==== Text excerpt
Misool Eco Resort, Indonesia

Who They Are

Since opening several years ago Misool Eco Resort in Raja Ampat has fast become one of the world’s diving hot spots and has excelled in conserving an area widely known for its marine biodiversity – more than 1400 species of reef fish have been recorded.

From a Water Cottage

A Water Cottage View

Created and owned by a group of passionate divers, conservationists, and adventurers, their aim was to demonstrate to their local hosts, their guests, and themselves that responsible tourism can be an integral part of environmental protection and the welfare of the local community.

The 8 spacious Water Cottages are built, Balinese-style, on stilts over the lagoon, and for extra seclusion there are three deluxe villas. A walkway connects them with the restaurant and dive center.

What They Are Doing

The cottages were built from salvaged driftwood bought from the local community and milled by the resort’s own portable sawmill. Aside from compostible food waste, nothing is thrown away on the island, either in landfills or into the sea. Black and gray water is cleaned and recycled using a chemical-free waste water garden system. Packaging is minimized, and what cannot be avoided is returned to the mainland for recycling.

A Wobbegong Shark

In 2006 Misool formed a 168-square-mile No-Take Zone. Now islands, reefs, and surrounding waters are protected. The resort raised funds to buy a patrol vessel and trained locals as rangers to prevent fishing, long-lining, shark finning, turtle harvesting, or removal of any marine creatures. By 2011, the No-Take-Zone had been extended to 465 square miles, and there are two patrol vessels.

Diving on the Doorstep

The zone includes four green turtle nesting sites, fish spawning and aggregation sites, manta cleaning stations as well as islands that are home to protected species of sea eagles, cockatoos, coconut crabs, saltwater crocodiles, and mambruk birds. In addition, Misool organizes beach cleanups.
========
# The task:
Pick up the Misool Eco Resort text above after its final sentence and keep writing it.
==== Supplied entries
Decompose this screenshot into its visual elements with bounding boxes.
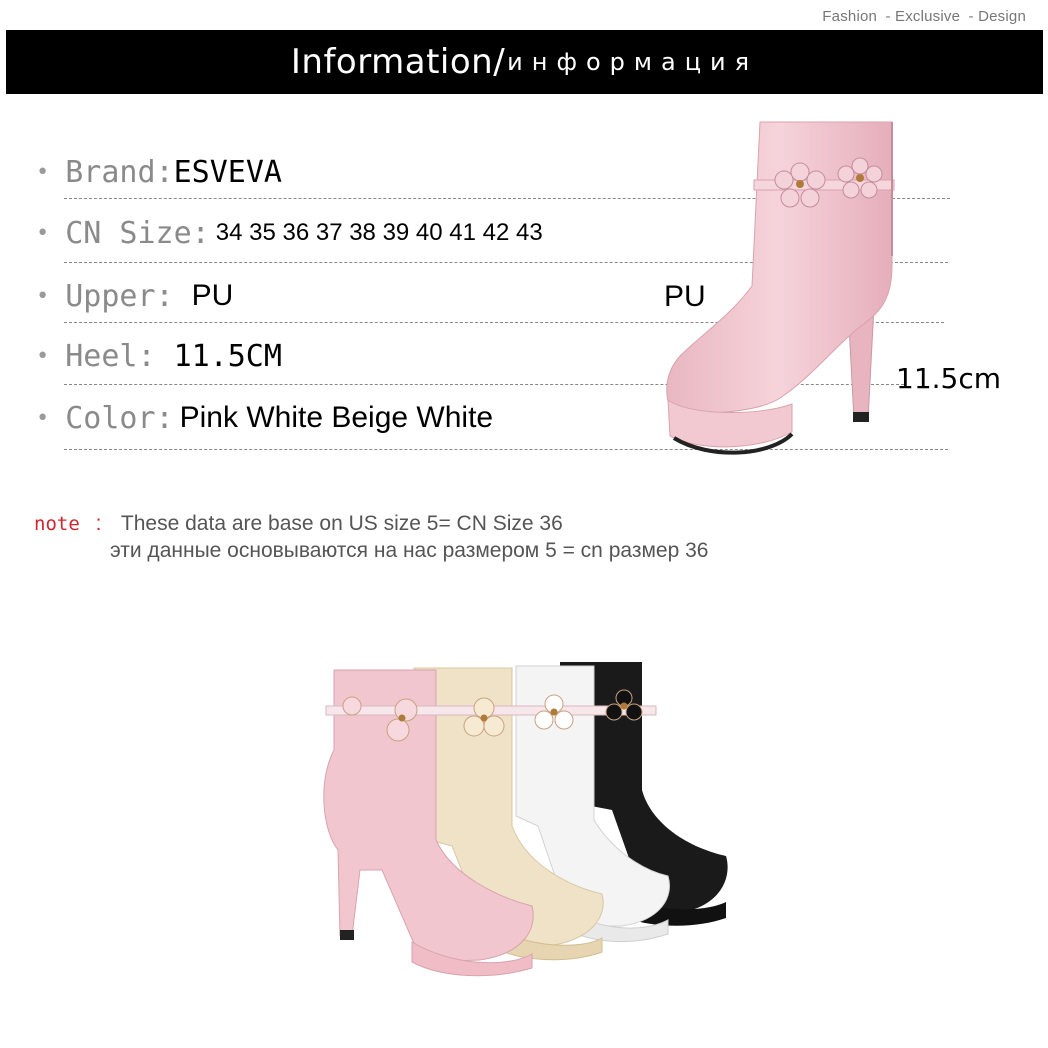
========
==== Supplied entries
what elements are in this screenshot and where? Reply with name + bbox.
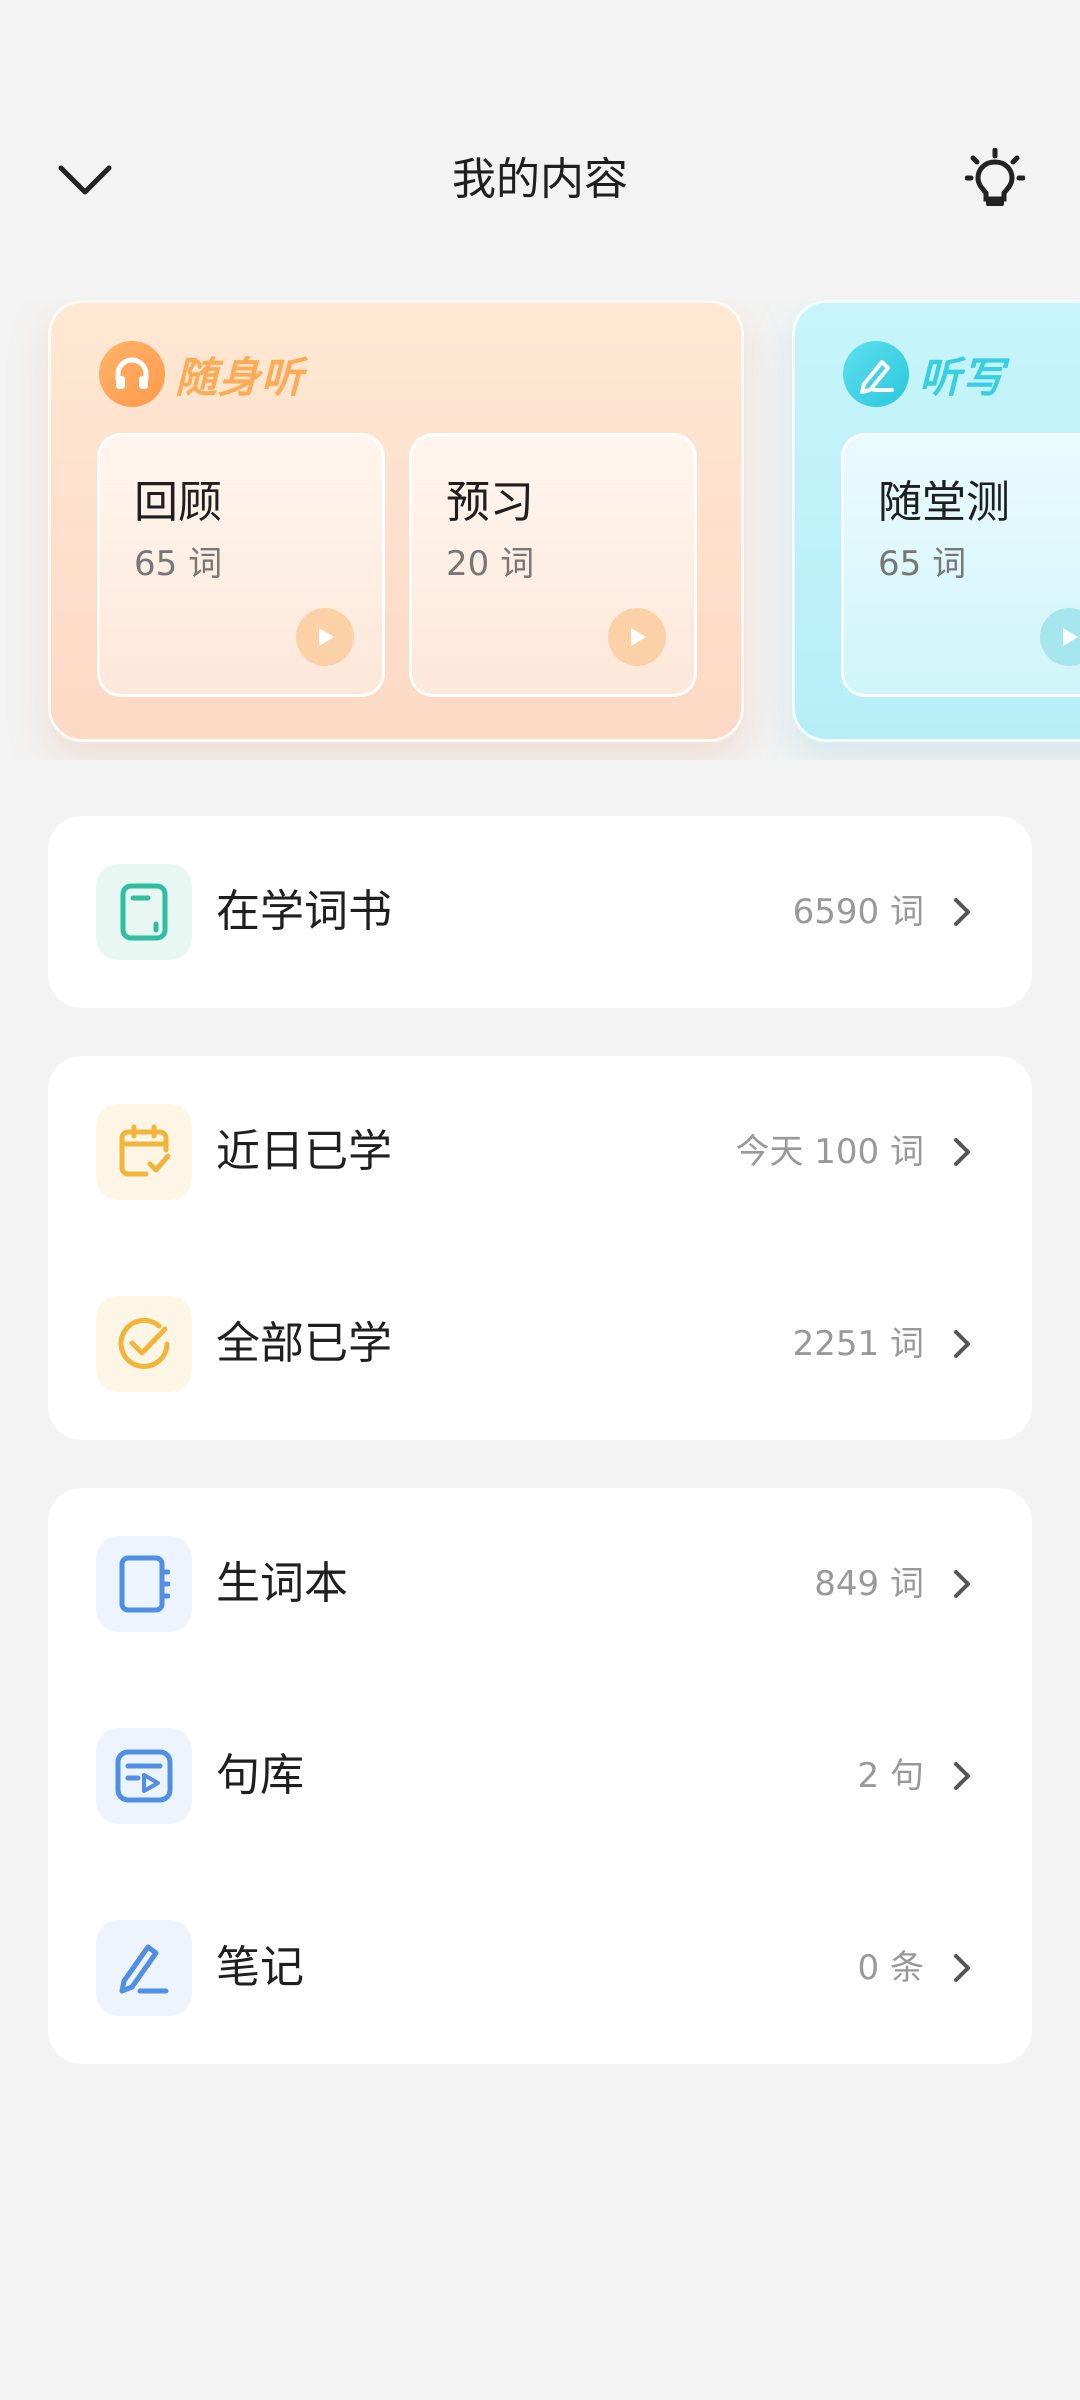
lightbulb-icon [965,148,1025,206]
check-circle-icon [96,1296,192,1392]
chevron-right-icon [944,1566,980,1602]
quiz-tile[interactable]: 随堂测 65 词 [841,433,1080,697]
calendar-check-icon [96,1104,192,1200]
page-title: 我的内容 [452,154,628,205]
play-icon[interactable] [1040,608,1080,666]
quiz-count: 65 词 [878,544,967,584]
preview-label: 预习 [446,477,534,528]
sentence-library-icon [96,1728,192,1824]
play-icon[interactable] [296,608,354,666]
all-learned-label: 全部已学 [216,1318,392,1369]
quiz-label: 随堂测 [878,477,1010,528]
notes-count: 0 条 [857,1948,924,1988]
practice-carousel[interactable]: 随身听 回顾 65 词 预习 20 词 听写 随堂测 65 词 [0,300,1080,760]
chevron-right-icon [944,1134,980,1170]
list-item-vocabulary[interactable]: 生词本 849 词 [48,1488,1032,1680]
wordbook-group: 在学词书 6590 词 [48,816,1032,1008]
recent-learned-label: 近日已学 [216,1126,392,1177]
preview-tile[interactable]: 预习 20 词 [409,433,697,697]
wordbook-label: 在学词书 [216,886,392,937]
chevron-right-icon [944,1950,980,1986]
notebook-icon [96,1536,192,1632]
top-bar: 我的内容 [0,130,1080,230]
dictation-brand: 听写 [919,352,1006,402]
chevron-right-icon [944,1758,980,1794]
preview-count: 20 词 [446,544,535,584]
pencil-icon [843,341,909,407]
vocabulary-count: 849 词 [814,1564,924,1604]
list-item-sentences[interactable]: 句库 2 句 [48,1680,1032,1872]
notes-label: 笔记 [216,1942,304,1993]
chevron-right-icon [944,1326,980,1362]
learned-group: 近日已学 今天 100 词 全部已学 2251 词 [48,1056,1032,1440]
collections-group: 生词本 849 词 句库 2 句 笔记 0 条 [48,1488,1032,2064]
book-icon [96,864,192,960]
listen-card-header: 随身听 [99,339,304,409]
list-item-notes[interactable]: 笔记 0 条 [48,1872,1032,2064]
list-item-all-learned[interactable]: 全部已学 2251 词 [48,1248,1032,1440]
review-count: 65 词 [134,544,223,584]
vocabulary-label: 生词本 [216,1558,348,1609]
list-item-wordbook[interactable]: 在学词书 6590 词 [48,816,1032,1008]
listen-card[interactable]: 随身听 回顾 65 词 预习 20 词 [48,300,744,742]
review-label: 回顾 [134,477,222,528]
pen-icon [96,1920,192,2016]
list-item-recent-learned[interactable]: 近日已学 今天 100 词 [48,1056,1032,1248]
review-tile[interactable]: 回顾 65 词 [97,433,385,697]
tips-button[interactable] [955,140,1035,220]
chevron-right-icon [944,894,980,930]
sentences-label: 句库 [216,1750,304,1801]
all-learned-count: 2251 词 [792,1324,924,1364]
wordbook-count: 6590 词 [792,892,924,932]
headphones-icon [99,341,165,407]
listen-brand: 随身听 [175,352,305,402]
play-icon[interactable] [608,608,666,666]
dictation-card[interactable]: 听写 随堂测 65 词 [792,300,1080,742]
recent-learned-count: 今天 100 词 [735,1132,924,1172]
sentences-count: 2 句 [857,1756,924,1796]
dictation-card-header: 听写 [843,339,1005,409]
========
# Result of this task:
Misool is developing a second No-Take Zone to include a nearby archipelago of significant ecological value, after it was approached by a neighboring community that saw the economic and social benefits of the zoning.  This agreement will expand Misool’s NTZ to 468 square miles, roughly twice the size of Singapore. The resort also has a reef restoration project in areas that were damaged by blast fishing.

Misool by Night

Approximately eighty percent of staff are local.  Misool provides them with English lessons and job training. In addition, it created a successful apprenticeship program in which local workers were paired with highly skilled artisans from Java and taught their craft.  It also offers its staff dive certifications and safety training, with the hope that one day its dive guides will all be drawn from the local community.

In the Kitchen at Misool

All of the rangers are local, which has empowered the community “to regain ownership and stewardship of their natural heritage. ” Misool also encourages locals to make traditional handicrafts to sell at the resort, and together with Conservation International has started a rattan-weaving project to make high-return furniture.

In Their Own Words

“We seek to provide exceptional and enriching experiences in a sustainable environment. We aim to protect and revitalize both our natural surroundings and the community in which we operate. We are committed to demonstrating that tourism can support a local economy with much more favorable terms than mining, logging, overfishing, or shark finning.”

Misool MD Andrew Miners with Local Children

(Shark photo by Will Postlethwaite)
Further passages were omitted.